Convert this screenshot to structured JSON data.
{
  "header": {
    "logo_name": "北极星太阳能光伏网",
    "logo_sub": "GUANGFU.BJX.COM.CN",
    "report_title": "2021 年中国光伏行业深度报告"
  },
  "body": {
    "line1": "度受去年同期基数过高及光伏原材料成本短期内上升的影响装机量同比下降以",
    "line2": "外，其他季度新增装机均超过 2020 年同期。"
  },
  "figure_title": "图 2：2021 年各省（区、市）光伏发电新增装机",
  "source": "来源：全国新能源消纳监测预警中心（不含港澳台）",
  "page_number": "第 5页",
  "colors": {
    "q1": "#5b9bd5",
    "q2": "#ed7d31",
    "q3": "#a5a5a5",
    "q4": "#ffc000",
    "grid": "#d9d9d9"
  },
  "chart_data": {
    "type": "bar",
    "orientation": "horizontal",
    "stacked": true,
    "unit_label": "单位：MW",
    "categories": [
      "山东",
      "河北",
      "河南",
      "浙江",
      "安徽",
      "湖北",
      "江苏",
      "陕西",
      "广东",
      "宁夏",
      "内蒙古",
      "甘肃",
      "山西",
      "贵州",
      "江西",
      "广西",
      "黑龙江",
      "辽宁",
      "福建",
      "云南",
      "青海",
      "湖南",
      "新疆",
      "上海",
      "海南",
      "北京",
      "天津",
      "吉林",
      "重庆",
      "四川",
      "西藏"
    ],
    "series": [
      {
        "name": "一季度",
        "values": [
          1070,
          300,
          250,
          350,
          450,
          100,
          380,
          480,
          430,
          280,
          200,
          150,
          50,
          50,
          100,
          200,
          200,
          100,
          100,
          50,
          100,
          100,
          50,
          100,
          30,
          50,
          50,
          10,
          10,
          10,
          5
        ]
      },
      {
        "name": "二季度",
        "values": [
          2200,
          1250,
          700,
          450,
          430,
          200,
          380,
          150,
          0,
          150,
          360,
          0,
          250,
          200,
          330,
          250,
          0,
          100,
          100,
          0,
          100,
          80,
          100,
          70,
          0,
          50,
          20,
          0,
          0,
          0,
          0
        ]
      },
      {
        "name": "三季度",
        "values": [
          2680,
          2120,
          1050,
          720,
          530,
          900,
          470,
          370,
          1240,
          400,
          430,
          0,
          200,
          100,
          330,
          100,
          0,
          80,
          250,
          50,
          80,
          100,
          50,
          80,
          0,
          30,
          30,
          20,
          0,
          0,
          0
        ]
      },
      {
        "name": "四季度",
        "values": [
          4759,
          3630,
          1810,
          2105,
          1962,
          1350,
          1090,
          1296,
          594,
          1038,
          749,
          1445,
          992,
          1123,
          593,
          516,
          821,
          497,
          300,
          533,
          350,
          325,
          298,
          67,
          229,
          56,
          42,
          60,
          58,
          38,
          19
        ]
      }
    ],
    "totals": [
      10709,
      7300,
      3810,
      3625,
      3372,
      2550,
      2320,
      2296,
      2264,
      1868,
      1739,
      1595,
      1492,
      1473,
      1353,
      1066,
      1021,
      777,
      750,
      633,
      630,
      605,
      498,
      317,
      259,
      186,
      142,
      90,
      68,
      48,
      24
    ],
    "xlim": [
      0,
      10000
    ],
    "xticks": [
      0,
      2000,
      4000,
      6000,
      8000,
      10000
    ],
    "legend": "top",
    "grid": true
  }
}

-- -- --

> **TASK STATEMENT**
Extract the listing in its entirety and repeat it exactly.

> **RESULT FOR THIS TASK**
Convert this screenshot to structured JSON data.
{
  "header": {
    "logo_name": "北极星太阳能光伏网",
    "logo_sub": "GUANGFU.BJX.COM.CN",
    "report_title": "2021 年中国光伏行业深度报告"
  },
  "body": {
    "line1": "度受去年同期基数过高及光伏原材料成本短期内上升的影响装机量同比下降以",
    "line2": "外，其他季度新增装机均超过 2020 年同期。"
  },
  "figure_title": "图 2：2021 年各省（区、市）光伏发电新增装机",
  "source": "来源：全国新能源消纳监测预警中心（不含港澳台）",
  "page_number": "第 5页",
  "colors": {
    "q1": "#5b9bd5",
    "q2": "#ed7d31",
    "q3": "#a5a5a5",
    "q4": "#ffc000",
    "grid": "#d9d9d9"
  },
  "chart_data": {
    "type": "bar",
    "orientation": "horizontal",
    "stacked": true,
    "unit_label": "单位：MW",
    "categories": [
      "山东",
      "河北",
      "河南",
      "浙江",
      "安徽",
      "湖北",
      "江苏",
      "陕西",
      "广东",
      "宁夏",
      "内蒙古",
      "甘肃",
      "山西",
      "贵州",
      "江西",
      "广西",
      "黑龙江",
      "辽宁",
      "福建",
      "云南",
      "青海",
      "湖南",
      "新疆",
      "上海",
      "海南",
      "北京",
      "天津",
      "吉林",
      "重庆",
      "四川",
      "西藏"
    ],
    "series": [
      {
        "name": "一季度",
        "values": [
          1070,
          300,
          250,
          350,
          450,
          100,
          380,
          480,
          430,
          280,
          200,
          150,
          50,
          50,
          100,
          200,
          200,
          100,
          100,
          50,
          100,
          100,
          50,
          100,
          30,
          50,
          50,
          10,
          10,
          10,
          5
        ]
      },
      {
        "name": "二季度",
        "values": [
          2200,
          1250,
          700,
          450,
          430,
          200,
          380,
          150,
          0,
          150,
          360,
          0,
          250,
          200,
          330,
          250,
          0,
          100,
          100,
          0,
          100,
          80,
          100,
          70,
          0,
          50,
          20,
          0,
          0,
          0,
          0
        ]
      },
      {
        "name": "三季度",
        "values": [
          2680,
          2120,
          1050,
          720,
          530,
          900,
          470,
          370,
          1240,
          400,
          430,
          0,
          200,
          100,
          330,
          100,
          0,
          80,
          250,
          50,
          80,
          100,
          50,
          80,
          0,
          30,
          30,
          20,
          0,
          0,
          0
        ]
      },
      {
        "name": "四季度",
        "values": [
          4759,
          3630,
          1810,
          2105,
          1962,
          1350,
          1090,
          1296,
          594,
          1038,
          749,
          1445,
          992,
          1123,
          593,
          516,
          821,
          497,
          300,
          533,
          350,
          325,
          298,
          67,
          229,
          56,
          42,
          60,
          58,
          38,
          19
        ]
      }
    ],
    "totals": [
      10709,
      7300,
      3810,
      3625,
      3372,
      2550,
      2320,
      2296,
      2264,
      1868,
      1739,
      1595,
      1492,
      1473,
      1353,
      1066,
      1021,
      777,
      750,
      633,
      630,
      605,
      498,
      317,
      259,
      186,
      142,
      90,
      68,
      48,
      24
    ],
    "xlim": [
      0,
      10000
    ],
    "xticks": [
      0,
      2000,
      4000,
      6000,
      8000,
      10000
    ],
    "legend": "top",
    "grid": true
  }
}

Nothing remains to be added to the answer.